- EXERCISE REQUIREMENTS: Take every line from the listing below that includes "Configuration" and copy it.

+++++

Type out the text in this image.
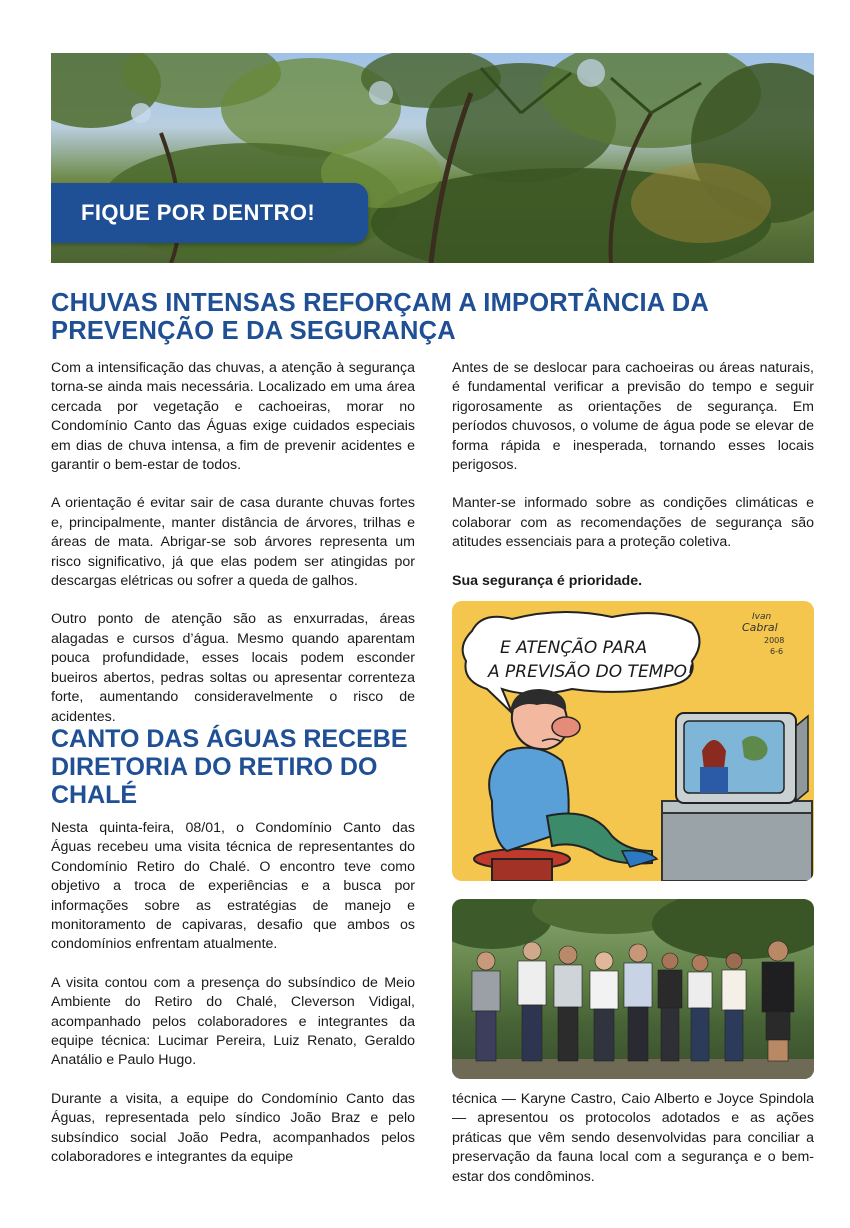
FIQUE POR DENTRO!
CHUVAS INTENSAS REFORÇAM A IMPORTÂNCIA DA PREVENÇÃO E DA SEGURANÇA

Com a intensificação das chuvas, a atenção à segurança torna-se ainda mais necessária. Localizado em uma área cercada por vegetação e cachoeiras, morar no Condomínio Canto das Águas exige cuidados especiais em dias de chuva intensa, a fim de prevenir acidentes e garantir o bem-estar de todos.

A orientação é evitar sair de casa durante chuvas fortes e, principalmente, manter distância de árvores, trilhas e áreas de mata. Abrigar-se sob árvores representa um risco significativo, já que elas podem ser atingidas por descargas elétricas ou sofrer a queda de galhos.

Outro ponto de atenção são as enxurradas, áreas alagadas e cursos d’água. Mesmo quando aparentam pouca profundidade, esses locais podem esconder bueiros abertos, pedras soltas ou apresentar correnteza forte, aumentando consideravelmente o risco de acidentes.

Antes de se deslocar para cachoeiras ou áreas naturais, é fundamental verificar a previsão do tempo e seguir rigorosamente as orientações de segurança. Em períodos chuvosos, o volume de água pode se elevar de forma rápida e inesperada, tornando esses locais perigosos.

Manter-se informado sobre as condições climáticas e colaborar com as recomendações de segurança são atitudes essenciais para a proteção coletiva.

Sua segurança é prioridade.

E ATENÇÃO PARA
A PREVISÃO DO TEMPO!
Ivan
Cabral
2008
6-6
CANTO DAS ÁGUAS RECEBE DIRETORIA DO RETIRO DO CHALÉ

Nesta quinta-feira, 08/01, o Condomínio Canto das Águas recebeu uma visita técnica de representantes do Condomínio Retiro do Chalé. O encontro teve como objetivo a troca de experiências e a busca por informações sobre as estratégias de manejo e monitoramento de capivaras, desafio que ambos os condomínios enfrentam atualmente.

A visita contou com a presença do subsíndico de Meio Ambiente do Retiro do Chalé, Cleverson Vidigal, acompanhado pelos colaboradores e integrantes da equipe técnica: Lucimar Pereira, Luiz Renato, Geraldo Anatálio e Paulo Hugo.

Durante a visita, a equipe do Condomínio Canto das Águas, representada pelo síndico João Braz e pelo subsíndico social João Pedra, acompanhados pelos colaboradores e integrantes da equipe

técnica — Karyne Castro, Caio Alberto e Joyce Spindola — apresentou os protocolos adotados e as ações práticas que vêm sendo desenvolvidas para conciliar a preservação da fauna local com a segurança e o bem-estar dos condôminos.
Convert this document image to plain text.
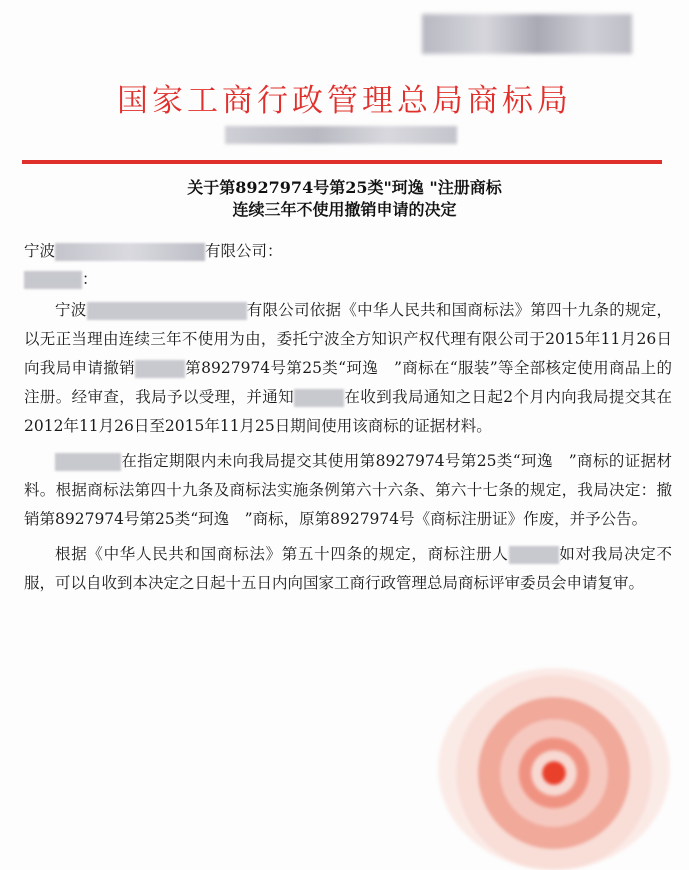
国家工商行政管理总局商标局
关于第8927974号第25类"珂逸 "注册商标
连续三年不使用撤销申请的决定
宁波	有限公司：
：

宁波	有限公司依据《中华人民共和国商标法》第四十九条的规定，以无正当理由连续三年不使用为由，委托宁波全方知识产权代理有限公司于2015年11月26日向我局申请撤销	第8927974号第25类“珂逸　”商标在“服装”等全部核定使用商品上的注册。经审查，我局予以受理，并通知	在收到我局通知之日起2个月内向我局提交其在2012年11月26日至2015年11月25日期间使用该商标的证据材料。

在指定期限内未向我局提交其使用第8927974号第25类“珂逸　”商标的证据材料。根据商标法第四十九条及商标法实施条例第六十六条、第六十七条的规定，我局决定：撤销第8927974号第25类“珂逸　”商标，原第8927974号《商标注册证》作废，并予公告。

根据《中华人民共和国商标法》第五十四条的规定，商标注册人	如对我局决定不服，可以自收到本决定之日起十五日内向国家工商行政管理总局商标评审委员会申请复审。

+++++

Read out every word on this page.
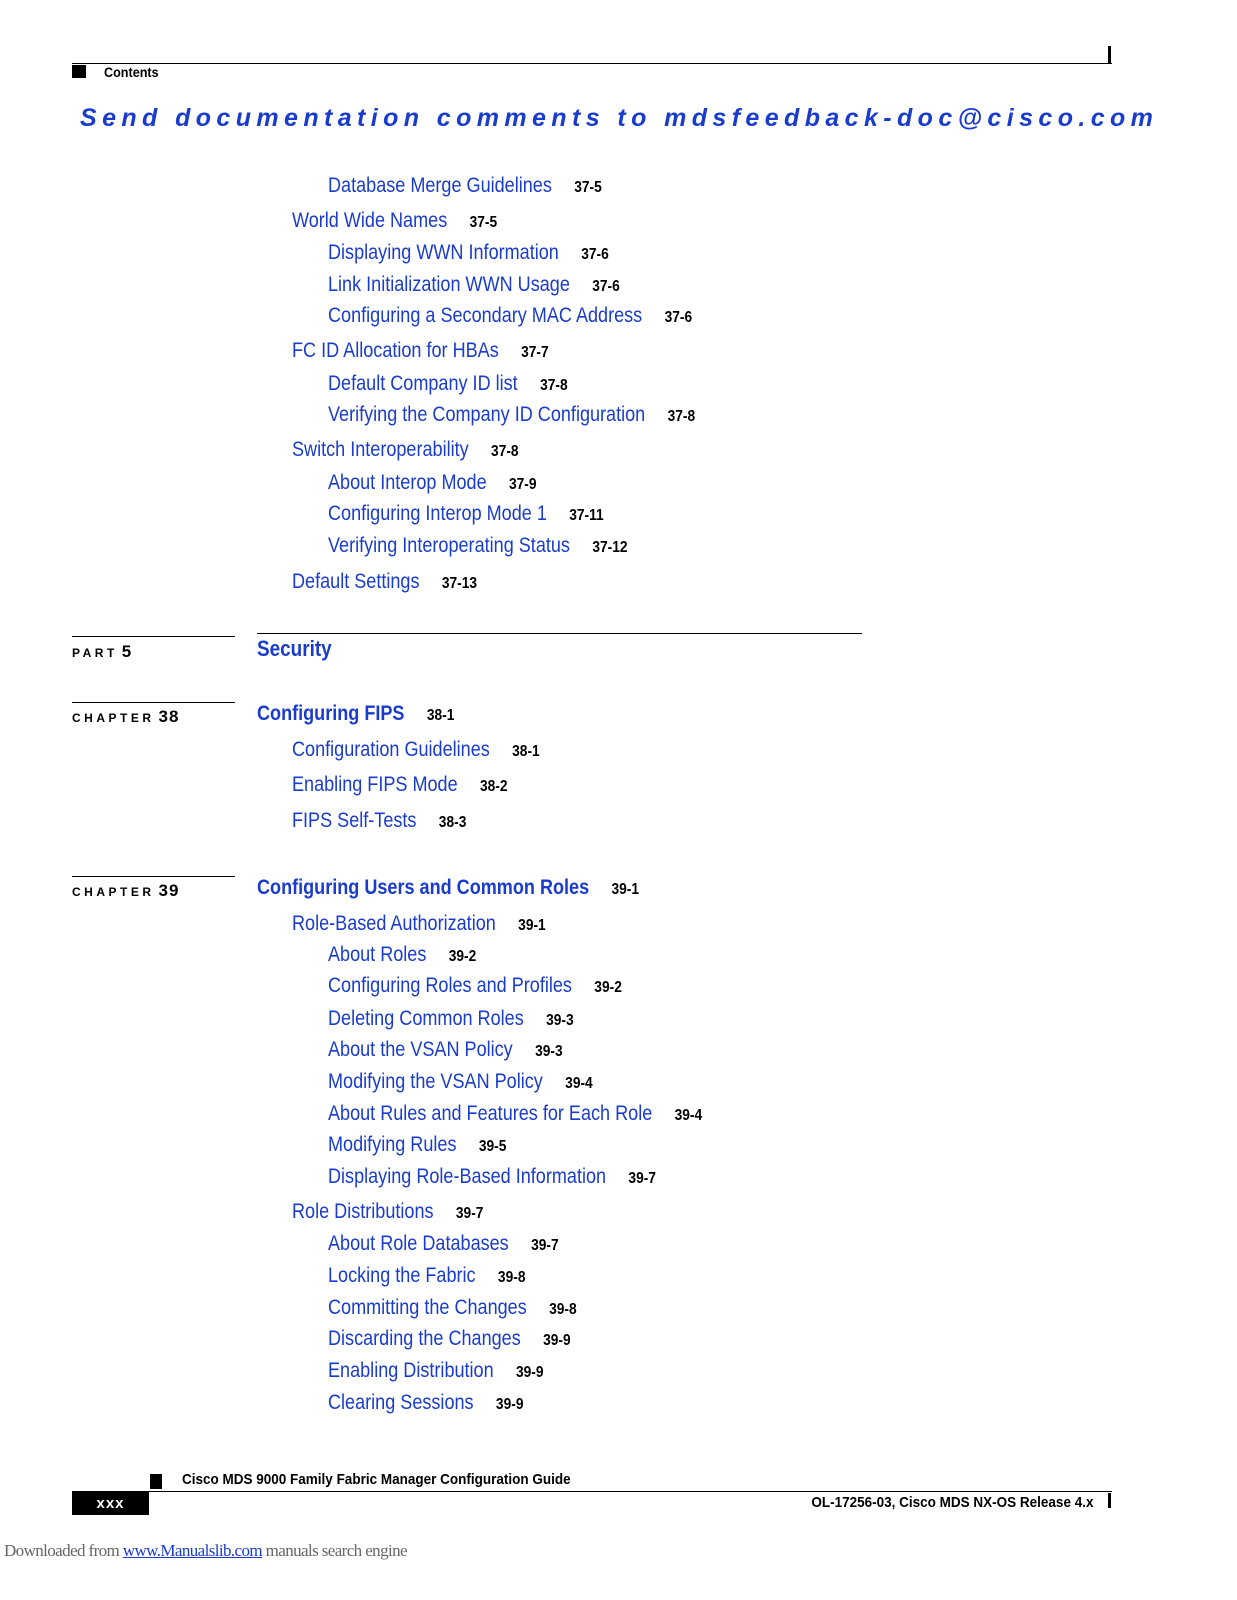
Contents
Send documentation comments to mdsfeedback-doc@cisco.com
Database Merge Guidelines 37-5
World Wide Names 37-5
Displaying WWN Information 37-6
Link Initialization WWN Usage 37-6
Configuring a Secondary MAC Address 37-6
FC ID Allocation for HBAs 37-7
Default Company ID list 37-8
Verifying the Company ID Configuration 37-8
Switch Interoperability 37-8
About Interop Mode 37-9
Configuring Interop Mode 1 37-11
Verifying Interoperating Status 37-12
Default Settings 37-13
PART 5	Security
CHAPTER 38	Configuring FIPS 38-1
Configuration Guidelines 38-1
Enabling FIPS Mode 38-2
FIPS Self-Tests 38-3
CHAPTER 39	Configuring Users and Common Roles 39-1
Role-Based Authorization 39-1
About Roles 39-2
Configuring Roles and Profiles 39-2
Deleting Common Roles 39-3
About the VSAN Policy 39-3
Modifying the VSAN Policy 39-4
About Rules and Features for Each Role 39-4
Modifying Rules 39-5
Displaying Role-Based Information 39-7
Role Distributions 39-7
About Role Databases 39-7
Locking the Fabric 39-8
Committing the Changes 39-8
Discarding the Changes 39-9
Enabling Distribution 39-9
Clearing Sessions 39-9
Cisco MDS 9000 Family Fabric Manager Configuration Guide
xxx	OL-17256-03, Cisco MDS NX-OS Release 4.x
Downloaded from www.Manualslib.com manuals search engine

+++++

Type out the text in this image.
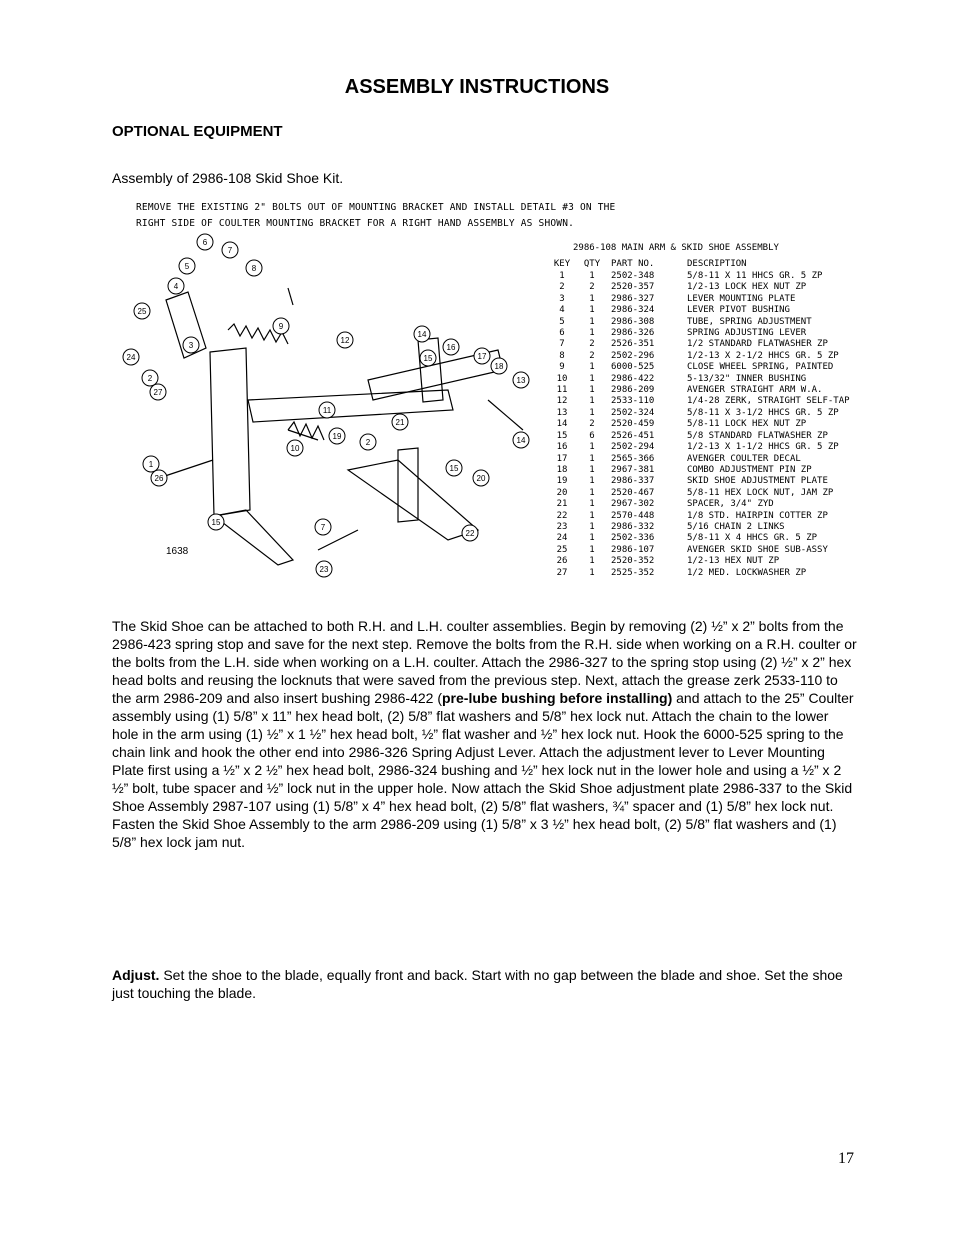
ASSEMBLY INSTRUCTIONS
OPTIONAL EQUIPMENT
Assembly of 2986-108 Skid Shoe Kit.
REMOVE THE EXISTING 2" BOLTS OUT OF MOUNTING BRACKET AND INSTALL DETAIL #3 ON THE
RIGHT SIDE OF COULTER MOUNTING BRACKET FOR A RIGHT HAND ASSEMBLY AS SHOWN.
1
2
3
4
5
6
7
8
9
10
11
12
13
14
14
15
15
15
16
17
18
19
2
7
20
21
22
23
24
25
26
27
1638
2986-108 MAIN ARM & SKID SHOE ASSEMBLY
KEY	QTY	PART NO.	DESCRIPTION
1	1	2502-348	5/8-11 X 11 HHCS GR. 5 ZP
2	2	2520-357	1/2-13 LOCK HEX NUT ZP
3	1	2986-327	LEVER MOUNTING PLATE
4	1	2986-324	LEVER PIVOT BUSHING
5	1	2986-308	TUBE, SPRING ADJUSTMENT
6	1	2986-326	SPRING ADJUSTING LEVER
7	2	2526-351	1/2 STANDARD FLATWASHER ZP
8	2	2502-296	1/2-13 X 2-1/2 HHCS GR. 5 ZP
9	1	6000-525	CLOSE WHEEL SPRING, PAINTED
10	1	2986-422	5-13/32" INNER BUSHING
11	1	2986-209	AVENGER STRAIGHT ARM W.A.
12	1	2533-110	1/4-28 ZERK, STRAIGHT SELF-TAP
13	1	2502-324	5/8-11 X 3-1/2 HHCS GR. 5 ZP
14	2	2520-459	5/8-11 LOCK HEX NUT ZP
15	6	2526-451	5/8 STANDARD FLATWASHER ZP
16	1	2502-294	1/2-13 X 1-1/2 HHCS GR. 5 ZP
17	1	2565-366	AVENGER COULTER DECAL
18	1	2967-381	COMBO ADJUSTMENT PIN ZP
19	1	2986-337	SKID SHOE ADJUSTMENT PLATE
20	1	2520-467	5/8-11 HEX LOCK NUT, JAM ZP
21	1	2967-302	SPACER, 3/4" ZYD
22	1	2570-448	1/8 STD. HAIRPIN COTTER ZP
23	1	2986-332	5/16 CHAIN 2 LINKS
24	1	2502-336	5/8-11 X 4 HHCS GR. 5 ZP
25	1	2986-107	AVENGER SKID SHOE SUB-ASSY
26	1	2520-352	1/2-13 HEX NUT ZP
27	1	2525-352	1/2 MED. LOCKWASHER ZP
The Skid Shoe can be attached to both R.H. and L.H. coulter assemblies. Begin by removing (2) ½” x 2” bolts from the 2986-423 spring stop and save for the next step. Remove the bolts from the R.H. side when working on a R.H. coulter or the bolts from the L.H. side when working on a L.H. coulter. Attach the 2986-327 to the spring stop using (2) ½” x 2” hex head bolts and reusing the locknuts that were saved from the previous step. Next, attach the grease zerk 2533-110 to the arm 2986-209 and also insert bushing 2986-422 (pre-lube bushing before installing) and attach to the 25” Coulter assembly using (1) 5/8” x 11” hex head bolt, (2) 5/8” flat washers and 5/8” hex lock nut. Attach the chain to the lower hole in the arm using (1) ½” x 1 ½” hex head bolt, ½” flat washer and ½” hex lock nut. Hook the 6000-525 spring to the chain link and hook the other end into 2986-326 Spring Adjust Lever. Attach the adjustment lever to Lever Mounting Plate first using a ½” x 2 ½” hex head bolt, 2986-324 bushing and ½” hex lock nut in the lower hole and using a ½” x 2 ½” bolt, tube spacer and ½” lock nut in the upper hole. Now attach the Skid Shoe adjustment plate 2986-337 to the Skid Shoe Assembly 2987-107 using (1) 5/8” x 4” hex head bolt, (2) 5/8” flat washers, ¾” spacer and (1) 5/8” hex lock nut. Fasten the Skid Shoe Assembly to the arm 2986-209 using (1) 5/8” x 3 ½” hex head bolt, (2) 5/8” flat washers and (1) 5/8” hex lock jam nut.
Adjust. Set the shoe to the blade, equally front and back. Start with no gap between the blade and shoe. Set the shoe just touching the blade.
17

+++++

- ANSWER IN FULL:
Verifying the Company ID Configuration 37-8
Configuration Guidelines 38-1
Cisco MDS 9000 Family Fabric Manager Configuration Guide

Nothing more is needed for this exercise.